State the number of lines in these records holding "this". Say nothing more.
>>
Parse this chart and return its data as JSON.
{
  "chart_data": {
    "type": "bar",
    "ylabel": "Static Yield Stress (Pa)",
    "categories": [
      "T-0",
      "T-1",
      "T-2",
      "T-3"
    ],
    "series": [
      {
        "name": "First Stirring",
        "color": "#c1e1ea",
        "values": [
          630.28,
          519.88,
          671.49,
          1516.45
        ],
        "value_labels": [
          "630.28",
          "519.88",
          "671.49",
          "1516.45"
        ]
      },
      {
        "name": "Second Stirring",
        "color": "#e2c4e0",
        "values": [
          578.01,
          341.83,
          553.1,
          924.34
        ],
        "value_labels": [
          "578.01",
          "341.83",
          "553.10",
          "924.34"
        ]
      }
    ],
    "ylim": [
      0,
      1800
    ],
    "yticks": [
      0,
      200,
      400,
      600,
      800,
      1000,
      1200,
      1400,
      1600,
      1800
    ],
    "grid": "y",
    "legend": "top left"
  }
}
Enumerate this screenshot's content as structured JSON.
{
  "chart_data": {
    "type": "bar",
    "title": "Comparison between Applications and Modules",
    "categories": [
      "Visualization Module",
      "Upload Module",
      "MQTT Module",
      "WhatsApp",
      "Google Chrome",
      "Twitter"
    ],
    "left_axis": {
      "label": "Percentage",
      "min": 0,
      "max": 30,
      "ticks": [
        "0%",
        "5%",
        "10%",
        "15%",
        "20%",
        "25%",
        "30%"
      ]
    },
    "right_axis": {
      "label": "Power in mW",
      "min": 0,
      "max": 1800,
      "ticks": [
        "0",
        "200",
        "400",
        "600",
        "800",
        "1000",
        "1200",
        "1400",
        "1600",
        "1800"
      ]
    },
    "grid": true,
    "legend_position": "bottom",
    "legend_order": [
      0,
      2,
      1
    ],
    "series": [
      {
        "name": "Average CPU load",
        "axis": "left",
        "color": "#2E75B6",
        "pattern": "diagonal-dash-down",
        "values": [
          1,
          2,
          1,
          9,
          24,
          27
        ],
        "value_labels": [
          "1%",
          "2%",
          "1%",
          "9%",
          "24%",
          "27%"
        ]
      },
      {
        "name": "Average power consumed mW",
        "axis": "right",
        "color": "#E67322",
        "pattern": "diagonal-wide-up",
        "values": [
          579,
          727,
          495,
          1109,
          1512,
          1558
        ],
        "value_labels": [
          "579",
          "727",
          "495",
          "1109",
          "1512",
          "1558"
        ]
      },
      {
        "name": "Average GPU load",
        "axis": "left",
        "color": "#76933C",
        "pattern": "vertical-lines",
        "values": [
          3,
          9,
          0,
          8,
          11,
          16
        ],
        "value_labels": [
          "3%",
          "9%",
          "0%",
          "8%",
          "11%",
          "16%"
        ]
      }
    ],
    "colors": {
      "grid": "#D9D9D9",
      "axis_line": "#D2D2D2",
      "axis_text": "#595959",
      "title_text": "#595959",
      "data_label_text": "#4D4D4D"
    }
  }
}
<<
◆ TASK SOLUTION ◆
2